↓↓↓

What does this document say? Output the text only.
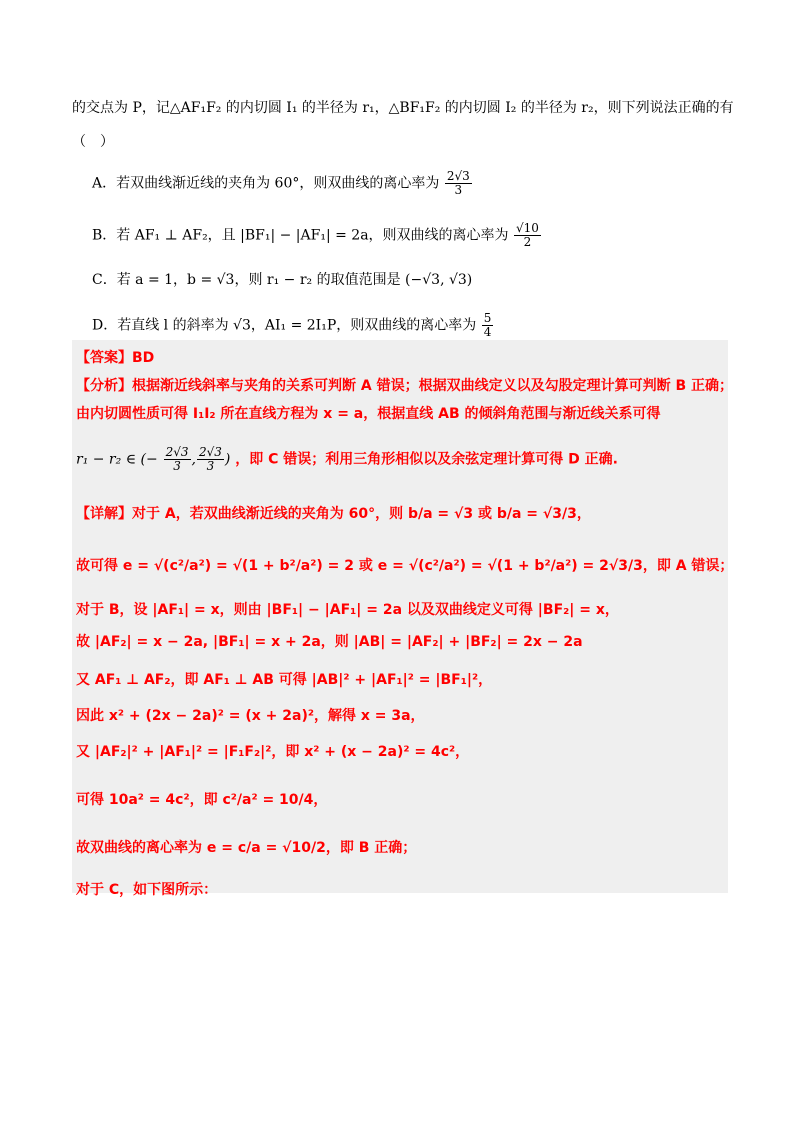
的交点为 P，记△AF₁F₂ 的内切圆 I₁ 的半径为 r₁，△BF₁F₂ 的内切圆 I₂ 的半径为 r₂，则下列说法正确的有
（　）
A．若双曲线渐近线的夹角为 60°，则双曲线的离心率为 $\frac{2√3}{3}$
B．若 AF₁ ⊥ AF₂，且 |BF₁| − |AF₁| = 2a，则双曲线的离心率为 $\frac{√10}{2}$
C．若 a = 1，b = √3，则 r₁ − r₂ 的取值范围是 (−√3, √3)
D．若直线 l 的斜率为 √3，AI₁ = 2I₁P，则双曲线的离心率为 $\frac{5}{4}$
【答案】BD
【分析】根据渐近线斜率与夹角的关系可判断 A 错误；根据双曲线定义以及勾股定理计算可判断 B 正确；
由内切圆性质可得 I₁I₂ 所在直线方程为 x = a，根据直线 AB 的倾斜角范围与渐近线关系可得
r₁ − r₂ ∈ (− $\frac{2√3}{3}$ , $\frac{2√3}{3}$ ) ，即 C 错误；利用三角形相似以及余弦定理计算可得 D 正确.
【详解】对于 A，若双曲线渐近线的夹角为 60°，则 b/a = √3 或 b/a = √3/3，
故可得 e = √(c²/a²) = √(1 + b²/a²) = 2 或 e = √(c²/a²) = √(1 + b²/a²) = 2√3/3，即 A 错误；
对于 B，设 |AF₁| = x，则由 |BF₁| − |AF₁| = 2a 以及双曲线定义可得 |BF₂| = x，
故 |AF₂| = x − 2a, |BF₁| = x + 2a，则 |AB| = |AF₂| + |BF₂| = 2x − 2a
又 AF₁ ⊥ AF₂，即 AF₁ ⊥ AB 可得 |AB|² + |AF₁|² = |BF₁|²，
因此 x² + (2x − 2a)² = (x + 2a)²，解得 x = 3a，
又 |AF₂|² + |AF₁|² = |F₁F₂|²，即 x² + (x − 2a)² = 4c²，
可得 10a² = 4c²，即 c²/a² = 10/4，
故双曲线的离心率为 e = c/a = √10/2，即 B 正确；
对于 C，如下图所示：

↑↑↑

* _Stated problem_: Using the listing above, list every line in which the string "则双曲线的离心率为" occurs.

* _Answer for the task_:
A．若双曲线渐近线的夹角为 60°，则双曲线的离心率为 $\frac{2√3}{3}$
B．若 AF₁ ⊥ AF₂，且 |BF₁| − |AF₁| = 2a，则双曲线的离心率为 $\frac{√10}{2}$
D．若直线 l 的斜率为 √3，AI₁ = 2I₁P，则双曲线的离心率为 $\frac{5}{4}$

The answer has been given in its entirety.